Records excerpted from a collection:
────
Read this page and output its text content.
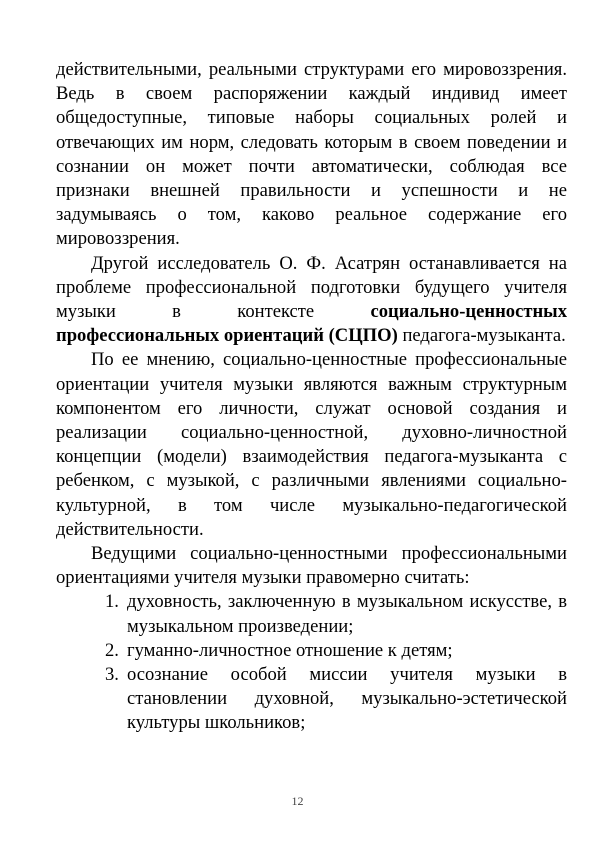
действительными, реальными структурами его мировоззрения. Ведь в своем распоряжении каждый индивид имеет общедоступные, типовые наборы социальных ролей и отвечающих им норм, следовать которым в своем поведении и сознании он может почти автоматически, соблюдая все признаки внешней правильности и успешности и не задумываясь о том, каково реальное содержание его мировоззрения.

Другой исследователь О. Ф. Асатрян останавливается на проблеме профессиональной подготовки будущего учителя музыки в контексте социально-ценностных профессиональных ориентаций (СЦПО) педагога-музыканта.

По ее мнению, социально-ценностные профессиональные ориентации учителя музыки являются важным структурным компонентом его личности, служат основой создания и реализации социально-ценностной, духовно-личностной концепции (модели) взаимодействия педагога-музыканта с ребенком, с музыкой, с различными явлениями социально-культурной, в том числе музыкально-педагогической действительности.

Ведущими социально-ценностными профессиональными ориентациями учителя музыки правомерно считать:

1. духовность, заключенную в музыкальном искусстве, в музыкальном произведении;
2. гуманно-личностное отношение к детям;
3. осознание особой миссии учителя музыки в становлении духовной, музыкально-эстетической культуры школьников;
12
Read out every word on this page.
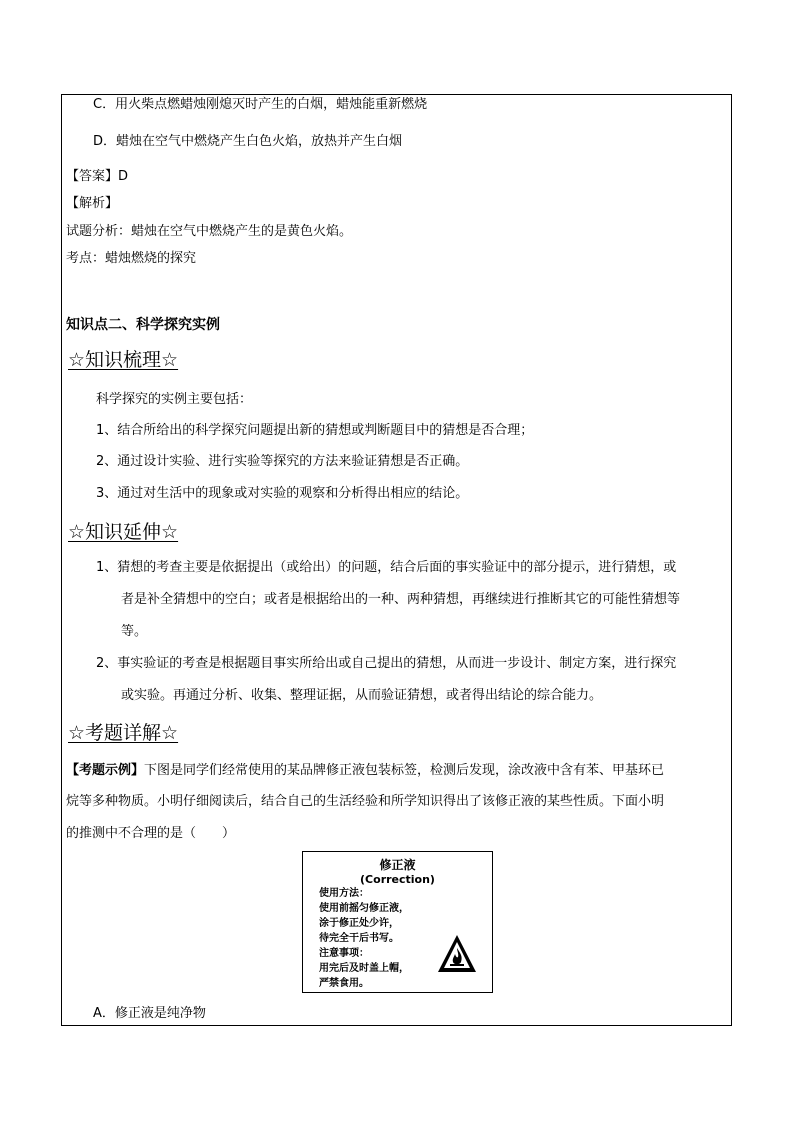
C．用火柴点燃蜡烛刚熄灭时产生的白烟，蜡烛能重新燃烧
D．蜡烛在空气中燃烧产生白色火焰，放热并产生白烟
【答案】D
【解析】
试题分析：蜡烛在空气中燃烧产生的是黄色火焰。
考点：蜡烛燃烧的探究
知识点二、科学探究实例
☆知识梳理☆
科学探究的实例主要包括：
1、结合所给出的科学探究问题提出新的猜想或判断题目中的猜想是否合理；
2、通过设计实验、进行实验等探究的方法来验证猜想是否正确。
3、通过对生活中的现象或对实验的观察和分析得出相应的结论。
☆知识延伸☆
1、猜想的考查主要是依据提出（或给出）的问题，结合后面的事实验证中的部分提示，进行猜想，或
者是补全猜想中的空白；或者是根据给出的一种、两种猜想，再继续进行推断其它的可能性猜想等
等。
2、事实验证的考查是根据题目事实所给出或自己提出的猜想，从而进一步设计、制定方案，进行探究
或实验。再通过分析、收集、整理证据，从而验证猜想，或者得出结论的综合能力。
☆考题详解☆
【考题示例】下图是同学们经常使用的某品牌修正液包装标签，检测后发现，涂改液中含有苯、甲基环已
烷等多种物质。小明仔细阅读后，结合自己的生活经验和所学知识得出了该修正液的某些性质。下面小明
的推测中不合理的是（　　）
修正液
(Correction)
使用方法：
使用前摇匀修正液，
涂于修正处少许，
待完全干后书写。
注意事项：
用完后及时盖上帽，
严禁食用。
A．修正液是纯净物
────
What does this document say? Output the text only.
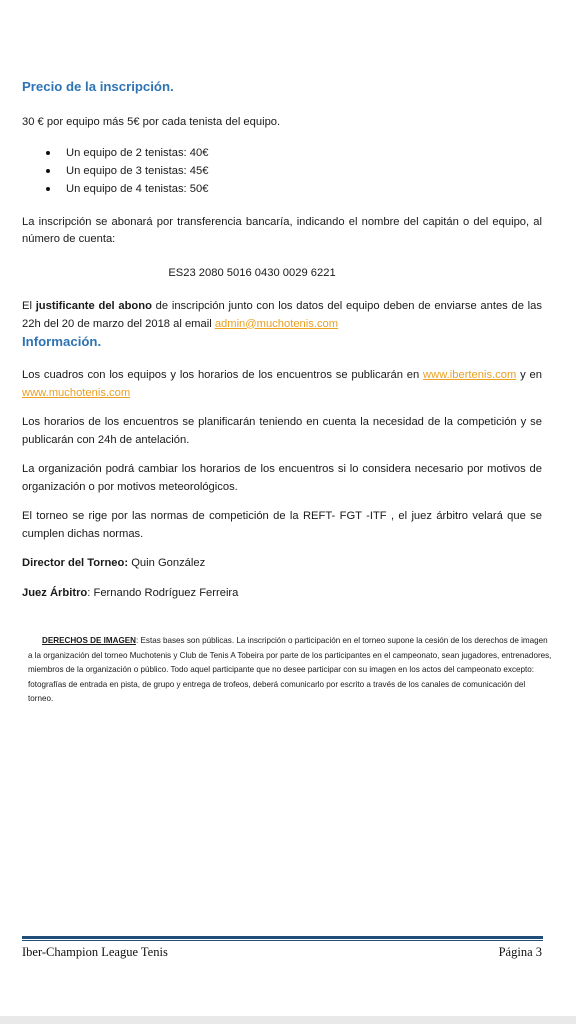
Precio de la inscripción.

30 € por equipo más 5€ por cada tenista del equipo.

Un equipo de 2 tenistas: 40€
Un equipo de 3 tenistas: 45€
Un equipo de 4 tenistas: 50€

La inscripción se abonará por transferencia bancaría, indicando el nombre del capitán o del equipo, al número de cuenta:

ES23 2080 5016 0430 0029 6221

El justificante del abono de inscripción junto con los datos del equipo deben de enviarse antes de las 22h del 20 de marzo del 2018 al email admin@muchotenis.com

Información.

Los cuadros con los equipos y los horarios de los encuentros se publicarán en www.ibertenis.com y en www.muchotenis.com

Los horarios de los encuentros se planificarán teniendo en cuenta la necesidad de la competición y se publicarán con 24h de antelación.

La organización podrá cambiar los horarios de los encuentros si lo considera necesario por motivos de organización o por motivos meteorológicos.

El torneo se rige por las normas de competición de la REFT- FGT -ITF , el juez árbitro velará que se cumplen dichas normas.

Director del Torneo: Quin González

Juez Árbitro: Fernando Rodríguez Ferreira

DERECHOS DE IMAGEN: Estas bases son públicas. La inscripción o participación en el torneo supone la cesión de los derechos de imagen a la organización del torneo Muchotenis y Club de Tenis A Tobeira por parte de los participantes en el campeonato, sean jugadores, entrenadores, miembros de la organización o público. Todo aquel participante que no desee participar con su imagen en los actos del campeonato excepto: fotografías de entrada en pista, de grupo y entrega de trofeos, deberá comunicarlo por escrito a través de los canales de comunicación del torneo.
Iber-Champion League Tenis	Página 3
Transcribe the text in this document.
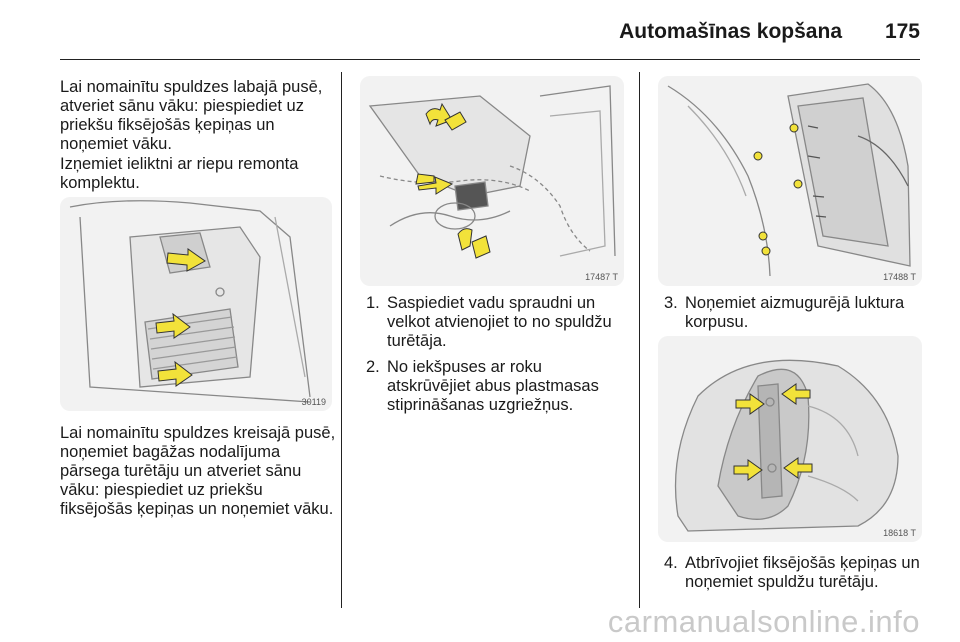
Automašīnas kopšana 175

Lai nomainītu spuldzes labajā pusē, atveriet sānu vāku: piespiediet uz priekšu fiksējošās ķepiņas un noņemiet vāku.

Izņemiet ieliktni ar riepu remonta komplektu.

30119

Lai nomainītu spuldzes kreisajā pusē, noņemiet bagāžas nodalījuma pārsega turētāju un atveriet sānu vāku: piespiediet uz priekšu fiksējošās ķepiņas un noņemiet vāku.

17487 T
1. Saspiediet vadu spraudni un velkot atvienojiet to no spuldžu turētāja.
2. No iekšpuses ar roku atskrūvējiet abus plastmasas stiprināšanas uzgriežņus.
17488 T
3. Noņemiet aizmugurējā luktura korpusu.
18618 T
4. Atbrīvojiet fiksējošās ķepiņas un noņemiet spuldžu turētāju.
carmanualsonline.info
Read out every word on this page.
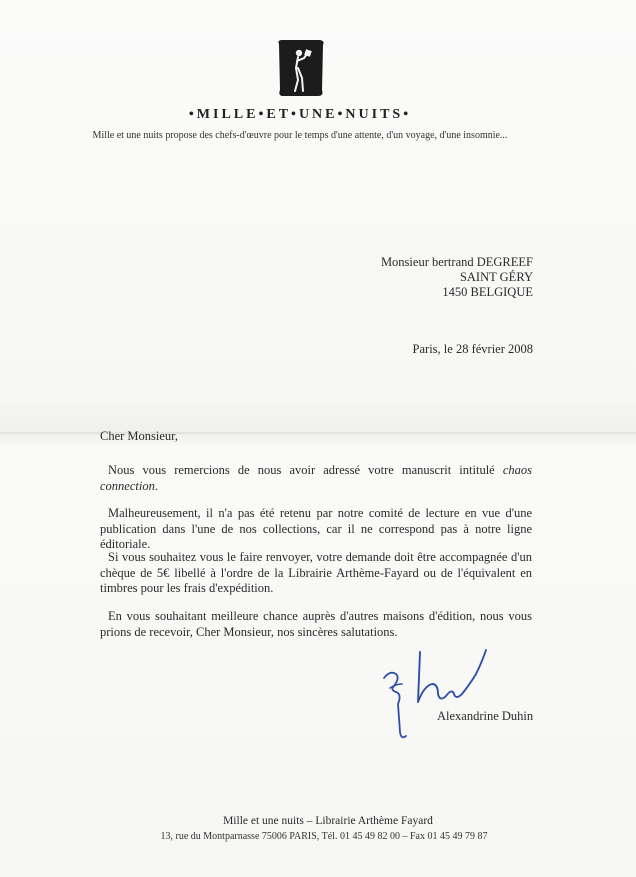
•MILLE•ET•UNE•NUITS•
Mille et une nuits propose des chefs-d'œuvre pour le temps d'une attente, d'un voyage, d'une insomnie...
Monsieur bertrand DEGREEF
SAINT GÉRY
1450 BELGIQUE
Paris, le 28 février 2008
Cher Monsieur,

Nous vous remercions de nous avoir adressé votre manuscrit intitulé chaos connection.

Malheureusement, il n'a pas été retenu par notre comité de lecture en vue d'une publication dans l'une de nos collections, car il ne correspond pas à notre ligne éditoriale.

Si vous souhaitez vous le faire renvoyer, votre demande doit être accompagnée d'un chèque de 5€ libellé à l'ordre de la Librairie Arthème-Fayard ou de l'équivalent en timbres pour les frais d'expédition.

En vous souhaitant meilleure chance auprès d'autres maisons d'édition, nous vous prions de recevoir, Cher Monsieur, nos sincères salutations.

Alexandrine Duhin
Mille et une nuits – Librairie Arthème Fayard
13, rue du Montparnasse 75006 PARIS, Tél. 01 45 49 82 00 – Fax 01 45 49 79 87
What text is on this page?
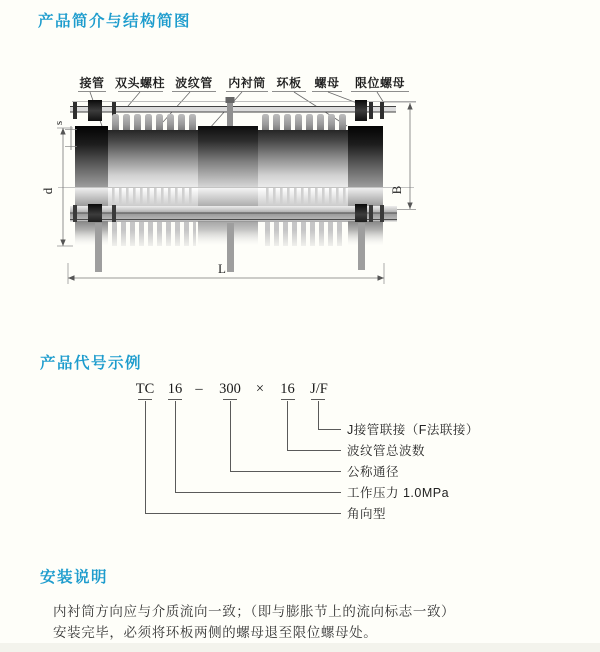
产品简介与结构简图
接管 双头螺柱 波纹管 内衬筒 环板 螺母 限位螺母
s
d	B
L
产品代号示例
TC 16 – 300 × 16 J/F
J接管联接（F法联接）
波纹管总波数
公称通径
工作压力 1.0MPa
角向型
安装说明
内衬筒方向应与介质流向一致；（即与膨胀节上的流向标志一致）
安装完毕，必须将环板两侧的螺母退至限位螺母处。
────
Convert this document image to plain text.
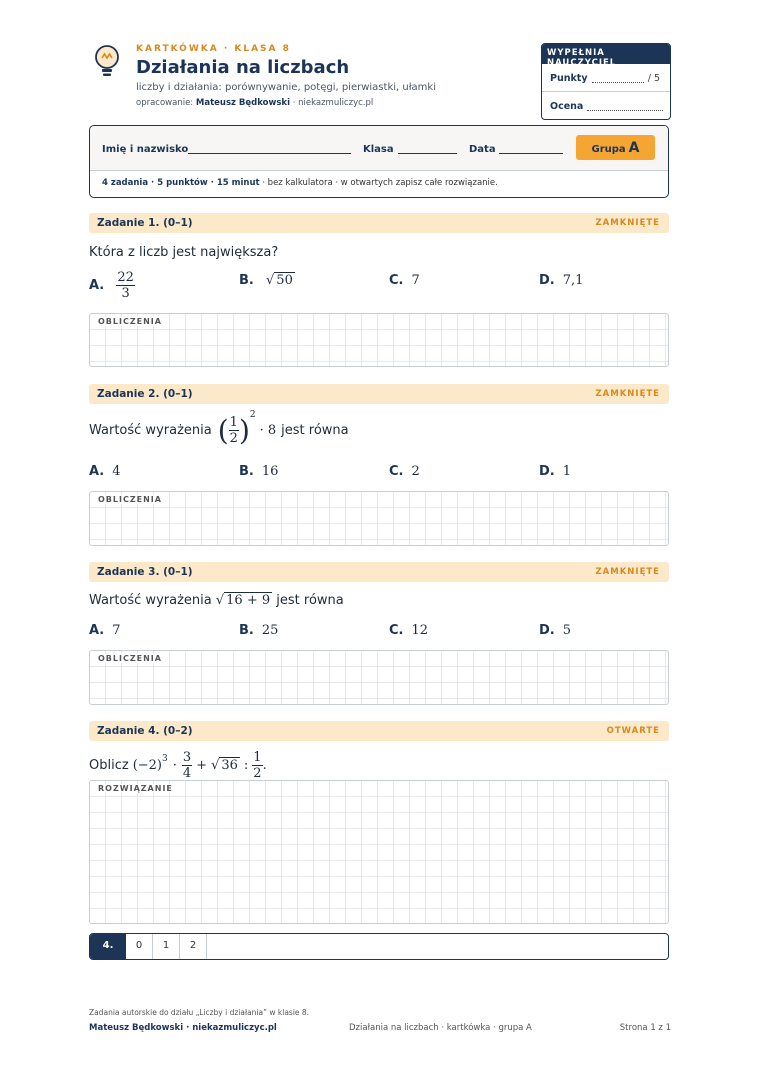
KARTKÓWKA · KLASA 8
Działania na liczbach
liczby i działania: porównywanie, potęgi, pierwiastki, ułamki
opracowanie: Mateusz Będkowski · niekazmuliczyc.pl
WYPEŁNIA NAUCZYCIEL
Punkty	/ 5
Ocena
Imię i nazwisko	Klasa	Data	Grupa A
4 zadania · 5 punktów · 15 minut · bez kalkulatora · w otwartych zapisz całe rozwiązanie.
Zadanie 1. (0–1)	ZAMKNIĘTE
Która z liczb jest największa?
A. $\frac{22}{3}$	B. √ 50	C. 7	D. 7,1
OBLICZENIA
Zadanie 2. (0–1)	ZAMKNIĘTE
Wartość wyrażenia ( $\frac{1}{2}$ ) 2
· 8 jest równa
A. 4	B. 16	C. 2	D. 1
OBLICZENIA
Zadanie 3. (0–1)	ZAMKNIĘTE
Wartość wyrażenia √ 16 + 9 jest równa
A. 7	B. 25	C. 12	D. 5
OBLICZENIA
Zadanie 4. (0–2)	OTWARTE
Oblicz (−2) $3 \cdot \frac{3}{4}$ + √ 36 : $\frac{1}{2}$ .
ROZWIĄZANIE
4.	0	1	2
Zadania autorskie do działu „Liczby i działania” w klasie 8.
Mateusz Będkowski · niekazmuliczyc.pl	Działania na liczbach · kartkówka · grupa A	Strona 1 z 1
────
OBJECTIVE - Only a number is wanted: how many lines of the data above contain "this"?

RESULT - 7